Task brief. Write out the material again exactly, please, and omit the pictures.

Information provided.
+===+

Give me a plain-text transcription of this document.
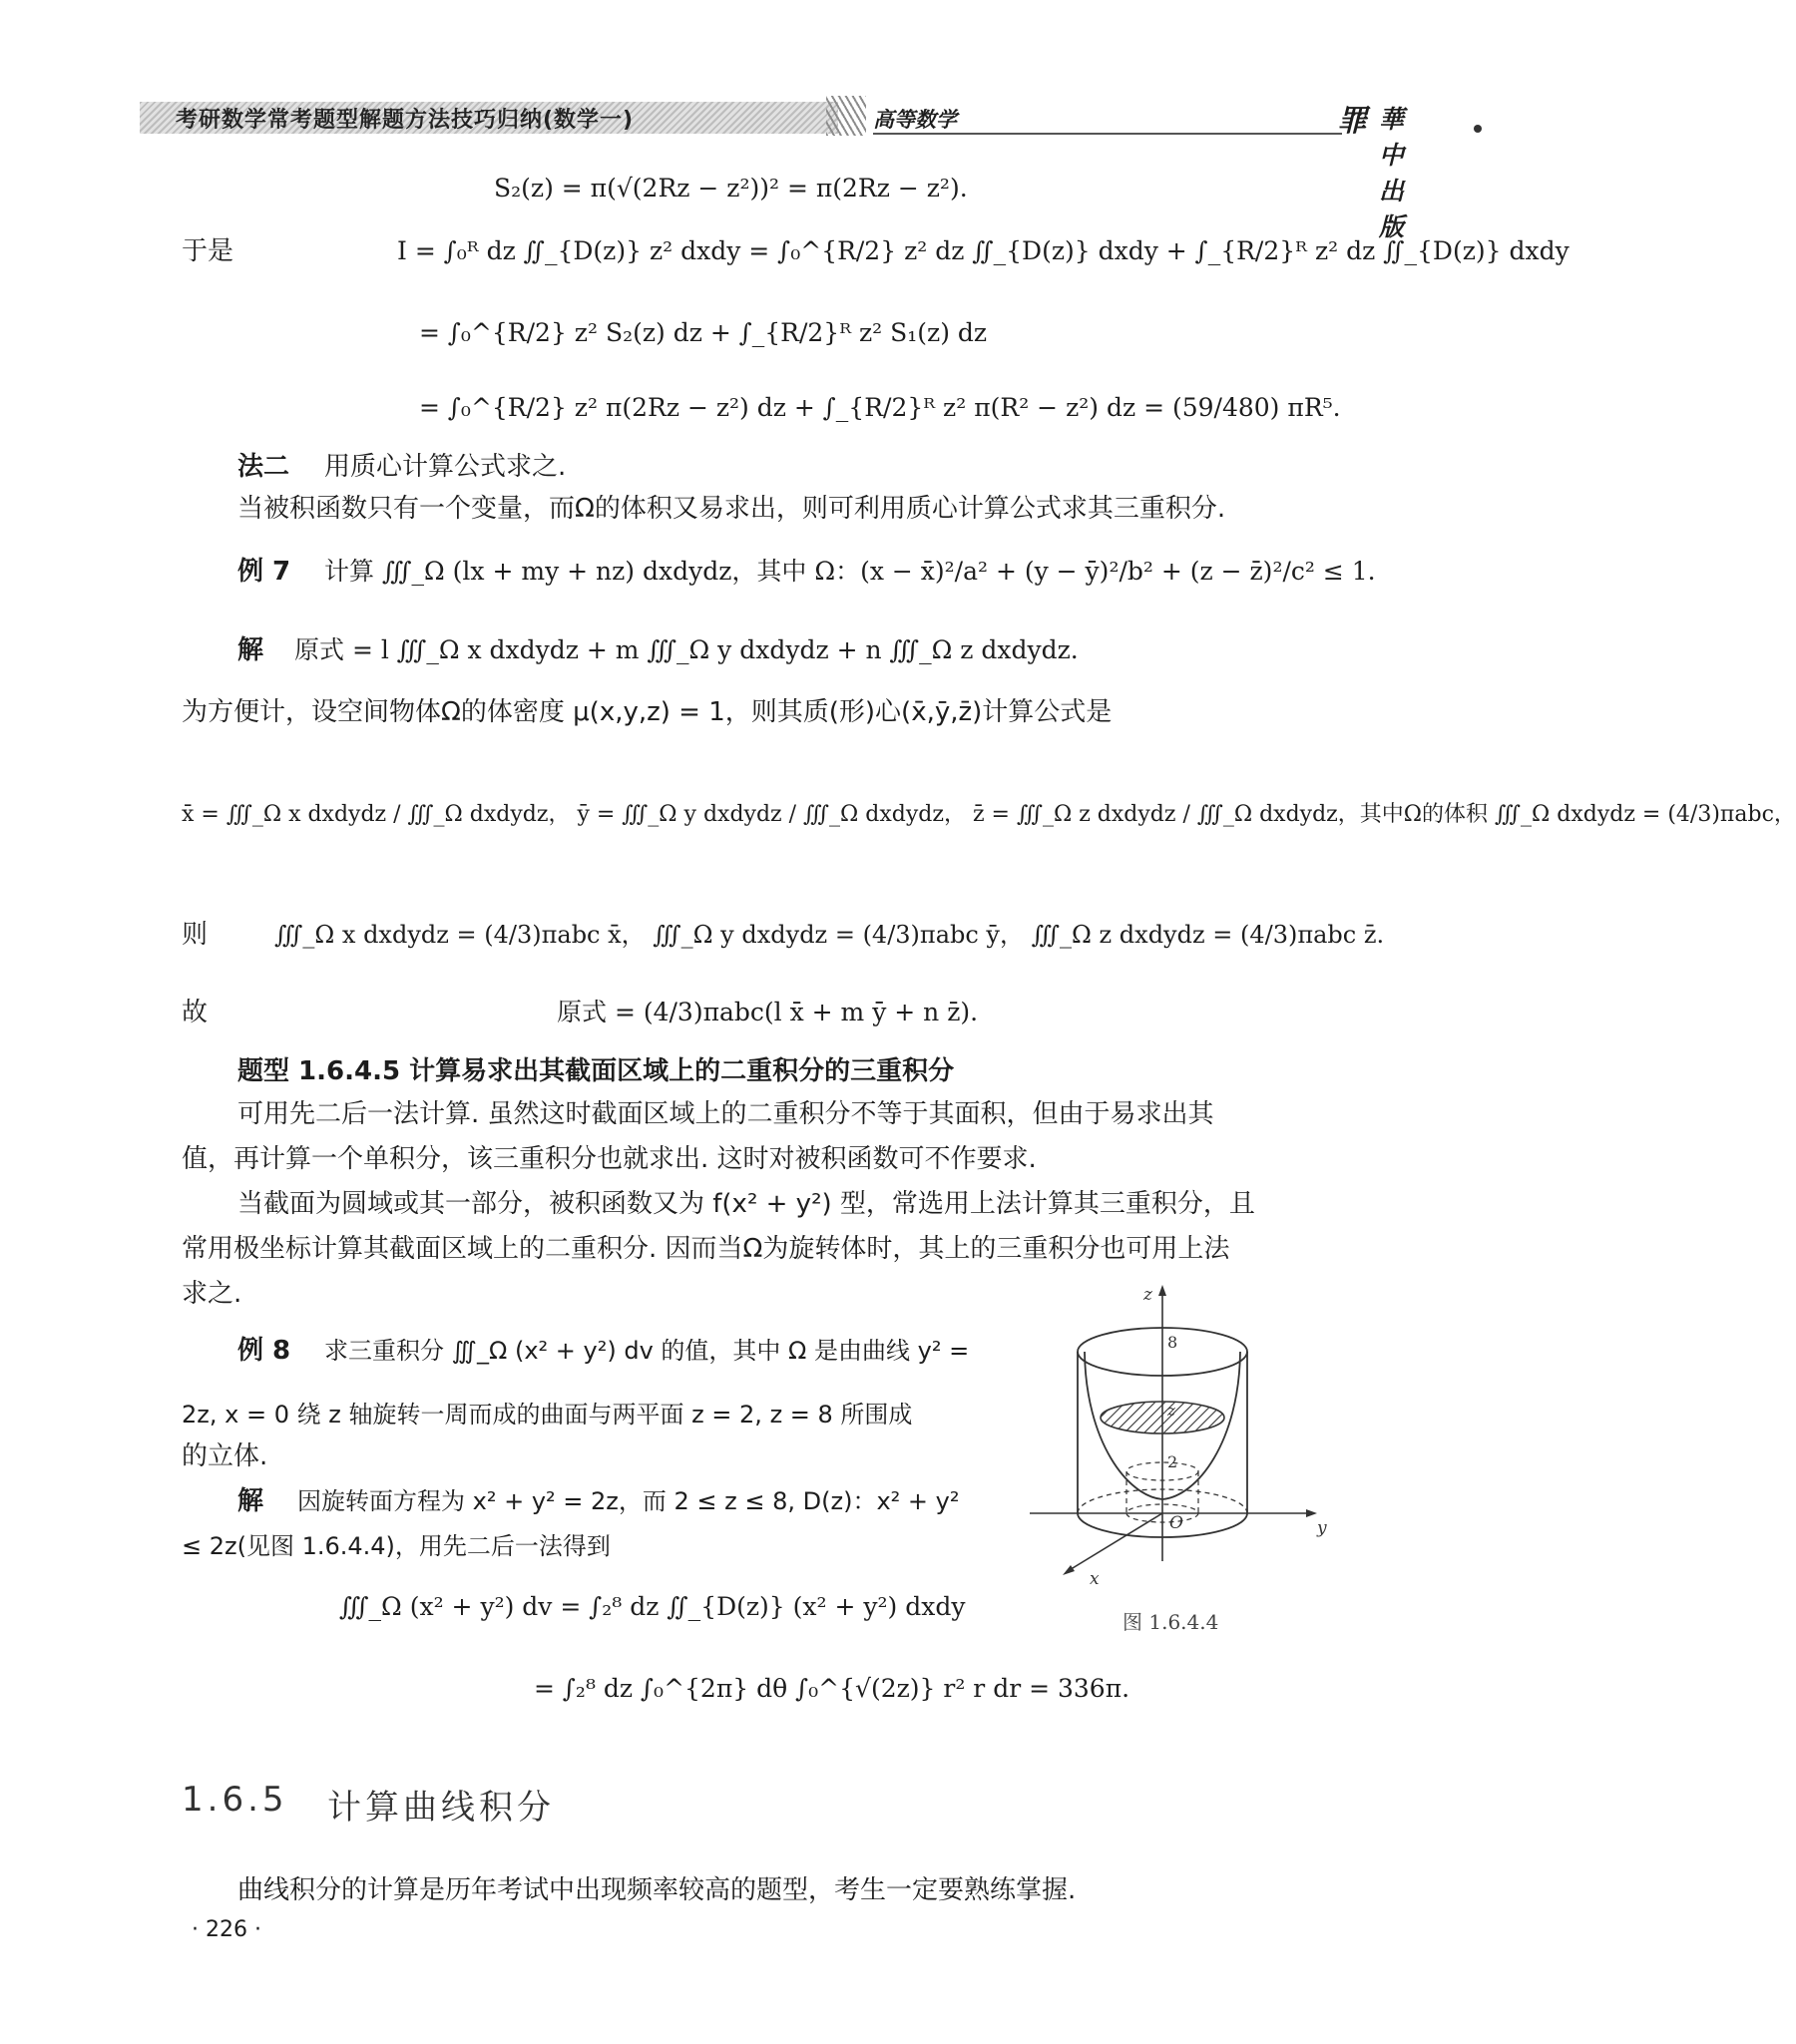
考研数学常考题型解题方法技巧归纳(数学一)	高等数学	罪 華中出版
S₂(z) = π(√(2Rz − z²))² = π(2Rz − z²).
于是	I = ∫₀ᴿ dz ∬_{D(z)} z² dxdy = ∫₀^{R/2} z² dz ∬_{D(z)} dxdy + ∫_{R/2}ᴿ z² dz ∬_{D(z)} dxdy
= ∫₀^{R/2} z² S₂(z) dz + ∫_{R/2}ᴿ z² S₁(z) dz
= ∫₀^{R/2} z² π(2Rz − z²) dz + ∫_{R/2}ᴿ z² π(R² − z²) dz = (59/480) πR⁵.
法二 用质心计算公式求之.
当被积函数只有一个变量，而Ω的体积又易求出，则可利用质心计算公式求其三重积分.
例 7 计算 ∭_Ω (lx + my + nz) dxdydz，其中 Ω：(x − x̄)²/a² + (y − ȳ)²/b² + (z − z̄)²/c² ≤ 1.
解 原式 = l ∭_Ω x dxdydz + m ∭_Ω y dxdydz + n ∭_Ω z dxdydz.
为方便计，设空间物体Ω的体密度 μ(x,y,z) = 1，则其质(形)心(x̄,ȳ,z̄)计算公式是
x̄ = ∭_Ω x dxdydz / ∭_Ω dxdydz， ȳ = ∭_Ω y dxdydz / ∭_Ω dxdydz， z̄ = ∭_Ω z dxdydz / ∭_Ω dxdydz，其中Ω的体积 ∭_Ω dxdydz = (4/3)πabc，
则	∭_Ω x dxdydz = (4/3)πabc x̄， ∭_Ω y dxdydz = (4/3)πabc ȳ， ∭_Ω z dxdydz = (4/3)πabc z̄.
故	原式 = (4/3)πabc(l x̄ + m ȳ + n z̄).
题型 1.6.4.5 计算易求出其截面区域上的二重积分的三重积分
可用先二后一法计算. 虽然这时截面区域上的二重积分不等于其面积，但由于易求出其
值，再计算一个单积分，该三重积分也就求出. 这时对被积函数可不作要求.
当截面为圆域或其一部分，被积函数又为 f(x² + y²) 型，常选用上法计算其三重积分，且
常用极坐标计算其截面区域上的二重积分. 因而当Ω为旋转体时，其上的三重积分也可用上法
求之.
例 8 求三重积分 ∭_Ω (x² + y²) dv 的值，其中 Ω 是由曲线 y² =
2z, x = 0 绕 z 轴旋转一周而成的曲面与两平面 z = 2, z = 8 所围成
的立体.
解 因旋转面方程为 x² + y² = 2z，而 2 ≤ z ≤ 8, D(z)：x² + y²
≤ 2z(见图 1.6.4.4)，用先二后一法得到
∭_Ω (x² + y²) dv = ∫₂⁸ dz ∬_{D(z)} (x² + y²) dxdy
= ∫₂⁸ dz ∫₀^{2π} dθ ∫₀^{√(2z)} r² r dr = 336π.
z
y
x
O
8
z
2
图 1.6.4.4
1.6.5 计算曲线积分
曲线积分的计算是历年考试中出现频率较高的题型，考生一定要熟练掌握.
· 226 ·
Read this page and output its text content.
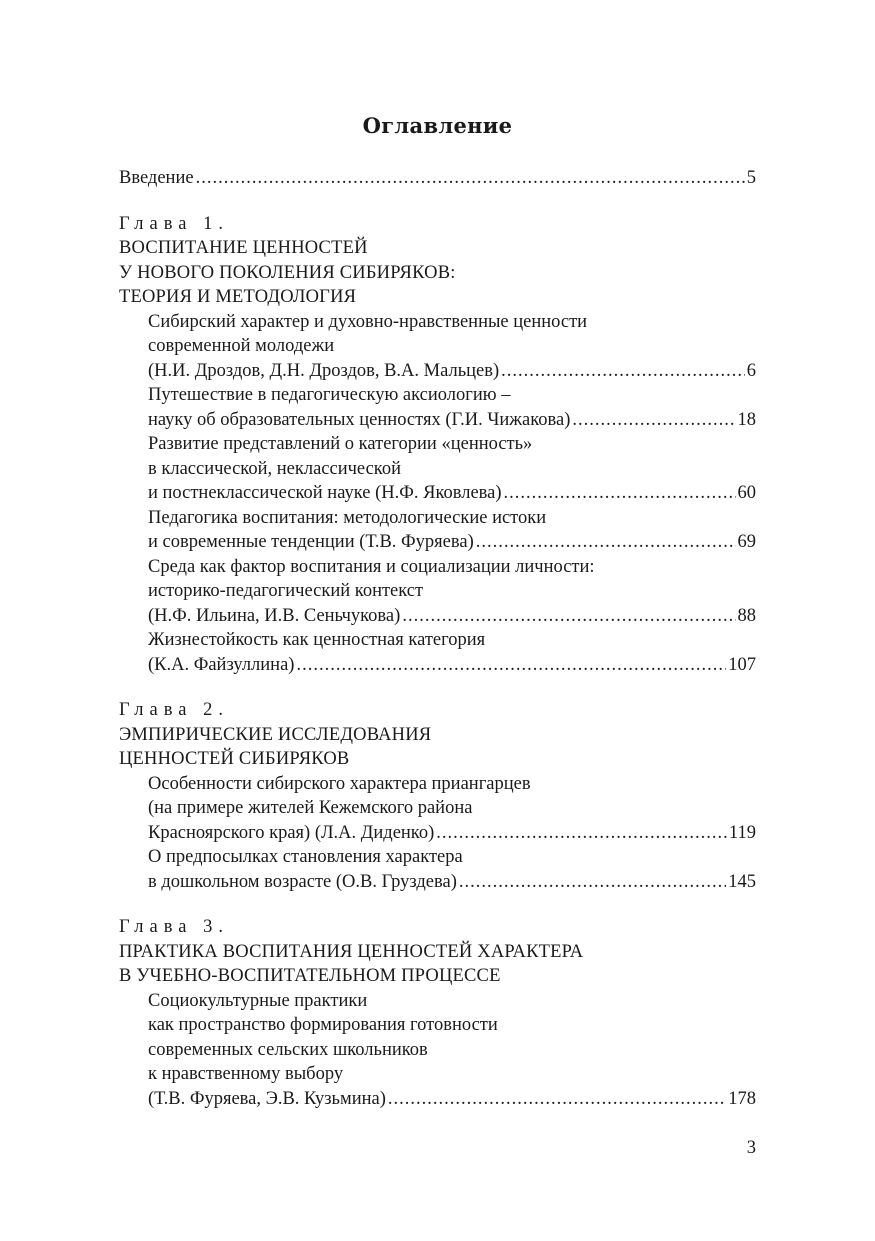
Оглавление
Введение .....	5
Глава 1.
ВОСПИТАНИЕ ЦЕННОСТЕЙ
У НОВОГО ПОКОЛЕНИЯ СИБИРЯКОВ:
ТЕОРИЯ И МЕТОДОЛОГИЯ
Сибирский характер и духовно-нравственные ценности
современной молодежи
(Н.И. Дроздов, Д.Н. Дроздов, В.А. Мальцев) .....	6
Путешествие в педагогическую аксиологию –
науку об образовательных ценностях (Г.И. Чижакова) .....	18
Развитие представлений о категории «ценность»
в классической, неклассической
и постнеклассической науке (Н.Ф. Яковлева) .....	60
Педагогика воспитания: методологические истоки
и современные тенденции (Т.В. Фуряева) .....	69
Среда как фактор воспитания и социализации личности:
историко-педагогический контекст
(Н.Ф. Ильина, И.В. Сеньчукова) .....	88
Жизнестойкость как ценностная категория
(К.А. Файзуллина) .....	107
Глава 2.
ЭМПИРИЧЕСКИЕ ИССЛЕДОВАНИЯ
ЦЕННОСТЕЙ СИБИРЯКОВ
Особенности сибирского характера приангарцев
(на примере жителей Кежемского района
Красноярского края) (Л.А. Диденко) .....	119
О предпосылках становления характера
в дошкольном возрасте (О.В. Груздева) .....	145
Глава 3.
ПРАКТИКА ВОСПИТАНИЯ ЦЕННОСТЕЙ ХАРАКТЕРА
В УЧЕБНО-ВОСПИТАТЕЛЬНОМ ПРОЦЕССЕ
Социокультурные практики
как пространство формирования готовности
современных сельских школьников
к нравственному выбору
(Т.В. Фуряева, Э.В. Кузьмина) .....	178
3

+===+

The result.
Give me a plain-text transcription of this document.
考研数学常考题型解题方法技巧归纳(数学一)	高等数学	罪 華中出版
S₂(z) = π(√(2Rz − z²))² = π(2Rz − z²).
于是	I = ∫₀ᴿ dz ∬_{D(z)} z² dxdy = ∫₀^{R/2} z² dz ∬_{D(z)} dxdy + ∫_{R/2}ᴿ z² dz ∬_{D(z)} dxdy
= ∫₀^{R/2} z² S₂(z) dz + ∫_{R/2}ᴿ z² S₁(z) dz
= ∫₀^{R/2} z² π(2Rz − z²) dz + ∫_{R/2}ᴿ z² π(R² − z²) dz = (59/480) πR⁵.
法二 用质心计算公式求之.
当被积函数只有一个变量，而Ω的体积又易求出，则可利用质心计算公式求其三重积分.
例 7 计算 ∭_Ω (lx + my + nz) dxdydz，其中 Ω：(x − x̄)²/a² + (y − ȳ)²/b² + (z − z̄)²/c² ≤ 1.
解 原式 = l ∭_Ω x dxdydz + m ∭_Ω y dxdydz + n ∭_Ω z dxdydz.
为方便计，设空间物体Ω的体密度 μ(x,y,z) = 1，则其质(形)心(x̄,ȳ,z̄)计算公式是
x̄ = ∭_Ω x dxdydz / ∭_Ω dxdydz， ȳ = ∭_Ω y dxdydz / ∭_Ω dxdydz， z̄ = ∭_Ω z dxdydz / ∭_Ω dxdydz，其中Ω的体积 ∭_Ω dxdydz = (4/3)πabc，
则	∭_Ω x dxdydz = (4/3)πabc x̄， ∭_Ω y dxdydz = (4/3)πabc ȳ， ∭_Ω z dxdydz = (4/3)πabc z̄.
故	原式 = (4/3)πabc(l x̄ + m ȳ + n z̄).
题型 1.6.4.5 计算易求出其截面区域上的二重积分的三重积分
可用先二后一法计算. 虽然这时截面区域上的二重积分不等于其面积，但由于易求出其
值，再计算一个单积分，该三重积分也就求出. 这时对被积函数可不作要求.
当截面为圆域或其一部分，被积函数又为 f(x² + y²) 型，常选用上法计算其三重积分，且
常用极坐标计算其截面区域上的二重积分. 因而当Ω为旋转体时，其上的三重积分也可用上法
求之.
例 8 求三重积分 ∭_Ω (x² + y²) dv 的值，其中 Ω 是由曲线 y² =
2z, x = 0 绕 z 轴旋转一周而成的曲面与两平面 z = 2, z = 8 所围成
的立体.
解 因旋转面方程为 x² + y² = 2z，而 2 ≤ z ≤ 8, D(z)：x² + y²
≤ 2z(见图 1.6.4.4)，用先二后一法得到
∭_Ω (x² + y²) dv = ∫₂⁸ dz ∬_{D(z)} (x² + y²) dxdy
= ∫₂⁸ dz ∫₀^{2π} dθ ∫₀^{√(2z)} r² r dr = 336π.
z
y
x
O
8
z
2
图 1.6.4.4
1.6.5 计算曲线积分
曲线积分的计算是历年考试中出现频率较高的题型，考生一定要熟练掌握.
· 226 ·
Read this page and output its text content.
Оглавление
Введение .....	5
Глава 1.
ВОСПИТАНИЕ ЦЕННОСТЕЙ
У НОВОГО ПОКОЛЕНИЯ СИБИРЯКОВ:
ТЕОРИЯ И МЕТОДОЛОГИЯ
Сибирский характер и духовно-нравственные ценности
современной молодежи
(Н.И. Дроздов, Д.Н. Дроздов, В.А. Мальцев) .....	6
Путешествие в педагогическую аксиологию –
науку об образовательных ценностях (Г.И. Чижакова) .....	18
Развитие представлений о категории «ценность»
в классической, неклассической
и постнеклассической науке (Н.Ф. Яковлева) .....	60
Педагогика воспитания: методологические истоки
и современные тенденции (Т.В. Фуряева) .....	69
Среда как фактор воспитания и социализации личности:
историко-педагогический контекст
(Н.Ф. Ильина, И.В. Сеньчукова) .....	88
Жизнестойкость как ценностная категория
(К.А. Файзуллина) .....	107
Глава 2.
ЭМПИРИЧЕСКИЕ ИССЛЕДОВАНИЯ
ЦЕННОСТЕЙ СИБИРЯКОВ
Особенности сибирского характера приангарцев
(на примере жителей Кежемского района
Красноярского края) (Л.А. Диденко) .....	119
О предпосылках становления характера
в дошкольном возрасте (О.В. Груздева) .....	145
Глава 3.
ПРАКТИКА ВОСПИТАНИЯ ЦЕННОСТЕЙ ХАРАКТЕРА
В УЧЕБНО-ВОСПИТАТЕЛЬНОМ ПРОЦЕССЕ
Социокультурные практики
как пространство формирования готовности
современных сельских школьников
к нравственному выбору
(Т.В. Фуряева, Э.В. Кузьмина) .....	178
3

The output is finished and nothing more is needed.